EXERCISE OBJECTIVE: Write out all of the lines below, exactly and completely.

(Extracted data entries)
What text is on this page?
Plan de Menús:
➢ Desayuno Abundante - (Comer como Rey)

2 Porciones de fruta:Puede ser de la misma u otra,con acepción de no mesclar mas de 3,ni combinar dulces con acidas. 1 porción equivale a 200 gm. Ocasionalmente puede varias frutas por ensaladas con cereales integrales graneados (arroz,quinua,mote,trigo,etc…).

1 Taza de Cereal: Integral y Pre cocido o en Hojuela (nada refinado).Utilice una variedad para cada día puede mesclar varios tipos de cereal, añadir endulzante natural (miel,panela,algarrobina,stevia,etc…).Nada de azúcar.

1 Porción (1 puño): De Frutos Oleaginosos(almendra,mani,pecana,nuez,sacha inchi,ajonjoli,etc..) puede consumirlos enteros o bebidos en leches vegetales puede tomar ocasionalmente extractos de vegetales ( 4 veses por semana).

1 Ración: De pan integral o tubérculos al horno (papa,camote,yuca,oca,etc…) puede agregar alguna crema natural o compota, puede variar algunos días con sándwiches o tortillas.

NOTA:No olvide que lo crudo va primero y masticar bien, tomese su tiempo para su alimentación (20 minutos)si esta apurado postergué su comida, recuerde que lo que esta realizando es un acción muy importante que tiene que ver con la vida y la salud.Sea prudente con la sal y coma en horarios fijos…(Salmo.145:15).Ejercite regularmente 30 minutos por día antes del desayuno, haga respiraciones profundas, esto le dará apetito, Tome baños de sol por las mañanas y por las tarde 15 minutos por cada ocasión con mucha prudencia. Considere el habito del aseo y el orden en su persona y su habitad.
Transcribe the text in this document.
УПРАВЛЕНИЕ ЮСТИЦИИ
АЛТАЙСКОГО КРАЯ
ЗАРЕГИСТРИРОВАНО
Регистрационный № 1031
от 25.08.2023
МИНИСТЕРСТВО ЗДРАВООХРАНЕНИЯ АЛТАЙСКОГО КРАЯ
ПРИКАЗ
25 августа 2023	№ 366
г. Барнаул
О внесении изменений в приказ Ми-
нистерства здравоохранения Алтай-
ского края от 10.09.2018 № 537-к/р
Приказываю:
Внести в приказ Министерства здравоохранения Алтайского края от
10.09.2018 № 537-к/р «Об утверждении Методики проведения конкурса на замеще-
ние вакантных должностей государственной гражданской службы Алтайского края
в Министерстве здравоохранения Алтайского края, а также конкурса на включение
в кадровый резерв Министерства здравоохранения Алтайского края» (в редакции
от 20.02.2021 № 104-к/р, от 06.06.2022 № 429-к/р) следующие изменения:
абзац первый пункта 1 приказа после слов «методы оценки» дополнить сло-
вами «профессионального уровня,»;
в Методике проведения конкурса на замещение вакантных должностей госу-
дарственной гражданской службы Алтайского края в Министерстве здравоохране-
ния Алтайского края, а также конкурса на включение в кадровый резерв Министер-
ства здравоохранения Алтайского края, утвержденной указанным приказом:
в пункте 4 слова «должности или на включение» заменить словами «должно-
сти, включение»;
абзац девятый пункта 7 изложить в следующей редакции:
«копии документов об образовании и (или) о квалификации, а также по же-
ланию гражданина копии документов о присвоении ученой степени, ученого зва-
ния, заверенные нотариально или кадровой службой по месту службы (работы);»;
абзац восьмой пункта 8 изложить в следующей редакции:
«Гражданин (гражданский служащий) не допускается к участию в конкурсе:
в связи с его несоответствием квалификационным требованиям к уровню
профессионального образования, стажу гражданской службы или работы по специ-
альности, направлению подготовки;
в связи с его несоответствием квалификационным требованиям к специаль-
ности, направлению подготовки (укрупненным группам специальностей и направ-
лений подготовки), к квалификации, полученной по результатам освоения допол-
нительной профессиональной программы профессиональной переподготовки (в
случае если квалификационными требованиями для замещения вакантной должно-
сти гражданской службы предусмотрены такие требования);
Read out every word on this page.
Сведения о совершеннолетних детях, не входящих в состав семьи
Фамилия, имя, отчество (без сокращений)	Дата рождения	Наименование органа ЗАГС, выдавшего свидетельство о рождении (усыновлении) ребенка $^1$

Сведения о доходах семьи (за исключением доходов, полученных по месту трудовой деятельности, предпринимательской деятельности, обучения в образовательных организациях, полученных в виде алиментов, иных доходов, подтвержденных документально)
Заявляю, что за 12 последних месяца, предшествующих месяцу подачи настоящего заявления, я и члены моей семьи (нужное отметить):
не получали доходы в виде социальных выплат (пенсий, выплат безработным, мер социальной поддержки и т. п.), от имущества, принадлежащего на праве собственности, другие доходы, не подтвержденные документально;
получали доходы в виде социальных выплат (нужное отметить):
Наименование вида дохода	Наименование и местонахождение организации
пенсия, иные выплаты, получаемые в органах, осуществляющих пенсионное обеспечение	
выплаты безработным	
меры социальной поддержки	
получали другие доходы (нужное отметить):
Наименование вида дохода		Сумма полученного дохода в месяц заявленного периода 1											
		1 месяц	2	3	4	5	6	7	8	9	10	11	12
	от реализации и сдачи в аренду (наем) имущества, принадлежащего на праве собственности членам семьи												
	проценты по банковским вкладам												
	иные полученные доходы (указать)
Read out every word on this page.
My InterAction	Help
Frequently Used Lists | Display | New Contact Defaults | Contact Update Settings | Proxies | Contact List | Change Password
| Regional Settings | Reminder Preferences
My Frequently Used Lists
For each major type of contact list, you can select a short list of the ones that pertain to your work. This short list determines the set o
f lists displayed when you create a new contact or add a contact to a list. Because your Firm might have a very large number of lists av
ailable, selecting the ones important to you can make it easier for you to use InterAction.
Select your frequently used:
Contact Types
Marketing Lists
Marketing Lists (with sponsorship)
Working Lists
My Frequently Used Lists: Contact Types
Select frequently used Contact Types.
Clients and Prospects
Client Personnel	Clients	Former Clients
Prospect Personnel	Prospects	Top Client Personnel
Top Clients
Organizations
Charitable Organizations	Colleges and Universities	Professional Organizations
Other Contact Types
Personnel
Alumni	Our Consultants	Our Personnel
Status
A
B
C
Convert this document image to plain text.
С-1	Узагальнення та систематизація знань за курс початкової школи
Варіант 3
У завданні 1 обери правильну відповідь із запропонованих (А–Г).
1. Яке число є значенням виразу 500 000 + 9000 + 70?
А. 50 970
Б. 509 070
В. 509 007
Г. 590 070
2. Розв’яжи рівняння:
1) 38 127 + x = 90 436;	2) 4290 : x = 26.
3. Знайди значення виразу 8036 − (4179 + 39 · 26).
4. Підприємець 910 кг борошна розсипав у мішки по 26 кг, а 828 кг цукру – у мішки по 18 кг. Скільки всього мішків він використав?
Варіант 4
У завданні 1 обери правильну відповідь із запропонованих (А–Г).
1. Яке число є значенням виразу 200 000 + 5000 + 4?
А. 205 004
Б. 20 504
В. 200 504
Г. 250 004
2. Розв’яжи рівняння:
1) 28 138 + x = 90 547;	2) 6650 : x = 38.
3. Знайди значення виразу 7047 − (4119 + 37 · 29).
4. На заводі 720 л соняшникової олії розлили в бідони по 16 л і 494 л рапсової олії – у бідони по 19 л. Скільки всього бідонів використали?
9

WRITTEN SOLUTION:
What text is on this page?
Plan de Menús:
➢ Desayuno Abundante - (Comer como Rey)

2 Porciones de fruta:Puede ser de la misma u otra,con acepción de no mesclar mas de 3,ni combinar dulces con acidas. 1 porción equivale a 200 gm. Ocasionalmente puede varias frutas por ensaladas con cereales integrales graneados (arroz,quinua,mote,trigo,etc…).

1 Taza de Cereal: Integral y Pre cocido o en Hojuela (nada refinado).Utilice una variedad para cada día puede mesclar varios tipos de cereal, añadir endulzante natural (miel,panela,algarrobina,stevia,etc…).Nada de azúcar.

1 Porción (1 puño): De Frutos Oleaginosos(almendra,mani,pecana,nuez,sacha inchi,ajonjoli,etc..) puede consumirlos enteros o bebidos en leches vegetales puede tomar ocasionalmente extractos de vegetales ( 4 veses por semana).

1 Ración: De pan integral o tubérculos al horno (papa,camote,yuca,oca,etc…) puede agregar alguna crema natural o compota, puede variar algunos días con sándwiches o tortillas.

NOTA:No olvide que lo crudo va primero y masticar bien, tomese su tiempo para su alimentación (20 minutos)si esta apurado postergué su comida, recuerde que lo que esta realizando es un acción muy importante que tiene que ver con la vida y la salud.Sea prudente con la sal y coma en horarios fijos…(Salmo.145:15).Ejercite regularmente 30 minutos por día antes del desayuno, haga respiraciones profundas, esto le dará apetito, Tome baños de sol por las mañanas y por las tarde 15 minutos por cada ocasión con mucha prudencia. Considere el habito del aseo y el orden en su persona y su habitad.
Transcribe the text in this document.
УПРАВЛЕНИЕ ЮСТИЦИИ
АЛТАЙСКОГО КРАЯ
ЗАРЕГИСТРИРОВАНО
Регистрационный № 1031
от 25.08.2023
МИНИСТЕРСТВО ЗДРАВООХРАНЕНИЯ АЛТАЙСКОГО КРАЯ
ПРИКАЗ
25 августа 2023	№ 366
г. Барнаул
О внесении изменений в приказ Ми-
нистерства здравоохранения Алтай-
ского края от 10.09.2018 № 537-к/р
Приказываю:
Внести в приказ Министерства здравоохранения Алтайского края от
10.09.2018 № 537-к/р «Об утверждении Методики проведения конкурса на замеще-
ние вакантных должностей государственной гражданской службы Алтайского края
в Министерстве здравоохранения Алтайского края, а также конкурса на включение
в кадровый резерв Министерства здравоохранения Алтайского края» (в редакции
от 20.02.2021 № 104-к/р, от 06.06.2022 № 429-к/р) следующие изменения:
абзац первый пункта 1 приказа после слов «методы оценки» дополнить сло-
вами «профессионального уровня,»;
в Методике проведения конкурса на замещение вакантных должностей госу-
дарственной гражданской службы Алтайского края в Министерстве здравоохране-
ния Алтайского края, а также конкурса на включение в кадровый резерв Министер-
ства здравоохранения Алтайского края, утвержденной указанным приказом:
в пункте 4 слова «должности или на включение» заменить словами «должно-
сти, включение»;
абзац девятый пункта 7 изложить в следующей редакции:
«копии документов об образовании и (или) о квалификации, а также по же-
ланию гражданина копии документов о присвоении ученой степени, ученого зва-
ния, заверенные нотариально или кадровой службой по месту службы (работы);»;
абзац восьмой пункта 8 изложить в следующей редакции:
«Гражданин (гражданский служащий) не допускается к участию в конкурсе:
в связи с его несоответствием квалификационным требованиям к уровню
профессионального образования, стажу гражданской службы или работы по специ-
альности, направлению подготовки;
в связи с его несоответствием квалификационным требованиям к специаль-
ности, направлению подготовки (укрупненным группам специальностей и направ-
лений подготовки), к квалификации, полученной по результатам освоения допол-
нительной профессиональной программы профессиональной переподготовки (в
случае если квалификационными требованиями для замещения вакантной должно-
сти гражданской службы предусмотрены такие требования);
Read out every word on this page.
Сведения о совершеннолетних детях, не входящих в состав семьи
Фамилия, имя, отчество (без сокращений)	Дата рождения	Наименование органа ЗАГС, выдавшего свидетельство о рождении (усыновлении) ребенка $^1$

Сведения о доходах семьи (за исключением доходов, полученных по месту трудовой деятельности, предпринимательской деятельности, обучения в образовательных организациях, полученных в виде алиментов, иных доходов, подтвержденных документально)
Заявляю, что за 12 последних месяца, предшествующих месяцу подачи настоящего заявления, я и члены моей семьи (нужное отметить):
не получали доходы в виде социальных выплат (пенсий, выплат безработным, мер социальной поддержки и т. п.), от имущества, принадлежащего на праве собственности, другие доходы, не подтвержденные документально;
получали доходы в виде социальных выплат (нужное отметить):
Наименование вида дохода	Наименование и местонахождение организации
пенсия, иные выплаты, получаемые в органах, осуществляющих пенсионное обеспечение	
выплаты безработным	
меры социальной поддержки	
получали другие доходы (нужное отметить):
Наименование вида дохода		Сумма полученного дохода в месяц заявленного периода 1											
		1 месяц	2	3	4	5	6	7	8	9	10	11	12
	от реализации и сдачи в аренду (наем) имущества, принадлежащего на праве собственности членам семьи												
	проценты по банковским вкладам												
	иные полученные доходы (указать)
Read out every word on this page.
My InterAction	Help
Frequently Used Lists | Display | New Contact Defaults | Contact Update Settings | Proxies | Contact List | Change Password
| Regional Settings | Reminder Preferences
My Frequently Used Lists
For each major type of contact list, you can select a short list of the ones that pertain to your work. This short list determines the set o
f lists displayed when you create a new contact or add a contact to a list. Because your Firm might have a very large number of lists av
ailable, selecting the ones important to you can make it easier for you to use InterAction.
Select your frequently used:
Contact Types
Marketing Lists
Marketing Lists (with sponsorship)
Working Lists
My Frequently Used Lists: Contact Types
Select frequently used Contact Types.
Clients and Prospects
Client Personnel	Clients	Former Clients
Prospect Personnel	Prospects	Top Client Personnel
Top Clients
Organizations
Charitable Organizations	Colleges and Universities	Professional Organizations
Other Contact Types
Personnel
Alumni	Our Consultants	Our Personnel
Status
A
B
C
Convert this document image to plain text.
С-1	Узагальнення та систематизація знань за курс початкової школи
Варіант 3
У завданні 1 обери правильну відповідь із запропонованих (А–Г).
1. Яке число є значенням виразу 500 000 + 9000 + 70?
А. 50 970
Б. 509 070
В. 509 007
Г. 590 070
2. Розв’яжи рівняння:
1) 38 127 + x = 90 436;	2) 4290 : x = 26.
3. Знайди значення виразу 8036 − (4179 + 39 · 26).
4. Підприємець 910 кг борошна розсипав у мішки по 26 кг, а 828 кг цукру – у мішки по 18 кг. Скільки всього мішків він використав?
Варіант 4
У завданні 1 обери правильну відповідь із запропонованих (А–Г).
1. Яке число є значенням виразу 200 000 + 5000 + 4?
А. 205 004
Б. 20 504
В. 200 504
Г. 250 004
2. Розв’яжи рівняння:
1) 28 138 + x = 90 547;	2) 6650 : x = 38.
3. Знайди значення виразу 7047 − (4119 + 37 · 29).
4. На заводі 720 л соняшникової олії розлили в бідони по 16 л і 494 л рапсової олії – у бідони по 19 л. Скільки всього бідонів використали?
9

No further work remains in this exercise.